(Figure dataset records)
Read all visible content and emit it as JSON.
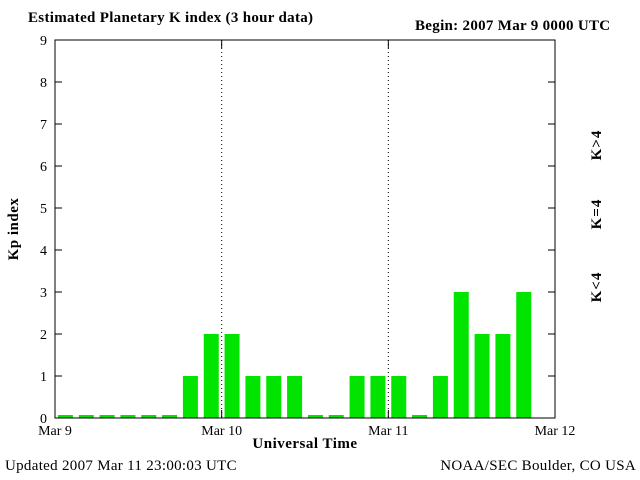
{
  "header": {
    "title": "Estimated Planetary K index (3 hour data)",
    "begin_label": "Begin:  2007 Mar 9 0000 UTC"
  },
  "footer": {
    "updated": "Updated 2007 Mar 11 23:00:03 UTC",
    "source": "NOAA/SEC Boulder, CO USA"
  },
  "axes": {
    "y_label": "Kp index",
    "x_label": "Universal Time",
    "y_ticks": [
      0,
      1,
      2,
      3,
      4,
      5,
      6,
      7,
      8,
      9
    ],
    "x_ticks": [
      "Mar 9",
      "Mar 10",
      "Mar 11",
      "Mar 12"
    ]
  },
  "legend": [
    {
      "label": "K>4",
      "color": "#ff0000"
    },
    {
      "label": "K=4",
      "color": "#ffb400"
    },
    {
      "label": "K<4",
      "color": "#00e400"
    }
  ],
  "chart_data": {
    "type": "bar",
    "title": "Estimated Planetary K index (3 hour data)",
    "subtitle": "Begin: 2007 Mar 9 0000 UTC",
    "xlabel": "Universal Time",
    "ylabel": "Kp index",
    "ylim": [
      0,
      9
    ],
    "interval_hours": 3,
    "bars_per_day": 8,
    "grid": "dotted vertical lines at day boundaries",
    "legend_position": "right, rotated 90deg",
    "color_rule": {
      "lt4": "#00e400",
      "eq4": "#ffb400",
      "gt4": "#ff0000"
    },
    "days": [
      {
        "label": "Mar 9",
        "values": [
          0,
          0,
          0,
          0,
          0,
          0,
          1,
          2
        ]
      },
      {
        "label": "Mar 10",
        "values": [
          2,
          1,
          1,
          1,
          0,
          0,
          1,
          1
        ]
      },
      {
        "label": "Mar 11",
        "values": [
          1,
          0,
          1,
          3,
          2,
          2,
          3,
          null
        ]
      }
    ],
    "updated": "Updated 2007 Mar 11 23:00:03 UTC",
    "source": "NOAA/SEC Boulder, CO USA"
  }
}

* Objective
Gather all lines from the listing above in which "Begin" occurs.

* The solution
    "begin_label": "Begin:  2007 Mar 9 0000 UTC"
    "subtitle": "Begin: 2007 Mar 9 0000 UTC",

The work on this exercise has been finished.